# [EXERCISE TASK]
Give every line of the data again, unchanged, but with no pictures.

════════════════

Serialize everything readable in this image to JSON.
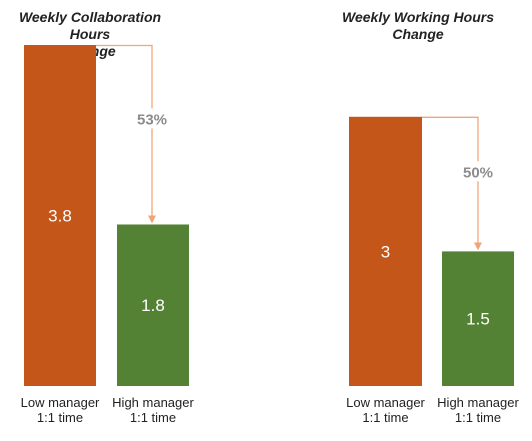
{
  "colors": {
    "low": "#c5561a",
    "high": "#548235",
    "arrow": "#f0a47a",
    "change_text": "#8c8c8c",
    "value_text": "#ffffff"
  },
  "chart_data": [
    {
      "type": "bar",
      "title_lines": [
        "Weekly Collaboration Hours",
        "Change"
      ],
      "categories": [
        {
          "lines": [
            "Low manager",
            "1:1 time"
          ]
        },
        {
          "lines": [
            "High manager",
            "1:1 time"
          ]
        }
      ],
      "values": [
        3.8,
        1.8
      ],
      "value_labels": [
        "3.8",
        "1.8"
      ],
      "change_label": "53%",
      "ylim": [
        0,
        3.8
      ]
    },
    {
      "type": "bar",
      "title_lines": [
        "Weekly Working Hours",
        "Change"
      ],
      "categories": [
        {
          "lines": [
            "Low manager",
            "1:1 time"
          ]
        },
        {
          "lines": [
            "High manager",
            "1:1 time"
          ]
        }
      ],
      "values": [
        3,
        1.5
      ],
      "value_labels": [
        "3",
        "1.5"
      ],
      "change_label": "50%",
      "ylim": [
        0,
        3.8
      ]
    }
  ]
}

════════════════

# [EXERCISE OUTPUT]
Serialize everything readable in this image to JSON.
{
  "colors": {
    "low": "#c5561a",
    "high": "#548235",
    "arrow": "#f0a47a",
    "change_text": "#8c8c8c",
    "value_text": "#ffffff"
  },
  "chart_data": [
    {
      "type": "bar",
      "title_lines": [
        "Weekly Collaboration Hours",
        "Change"
      ],
      "categories": [
        {
          "lines": [
            "Low manager",
            "1:1 time"
          ]
        },
        {
          "lines": [
            "High manager",
            "1:1 time"
          ]
        }
      ],
      "values": [
        3.8,
        1.8
      ],
      "value_labels": [
        "3.8",
        "1.8"
      ],
      "change_label": "53%",
      "ylim": [
        0,
        3.8
      ]
    },
    {
      "type": "bar",
      "title_lines": [
        "Weekly Working Hours",
        "Change"
      ],
      "categories": [
        {
          "lines": [
            "Low manager",
            "1:1 time"
          ]
        },
        {
          "lines": [
            "High manager",
            "1:1 time"
          ]
        }
      ],
      "values": [
        3,
        1.5
      ],
      "value_labels": [
        "3",
        "1.5"
      ],
      "change_label": "50%",
      "ylim": [
        0,
        3.8
      ]
    }
  ]
}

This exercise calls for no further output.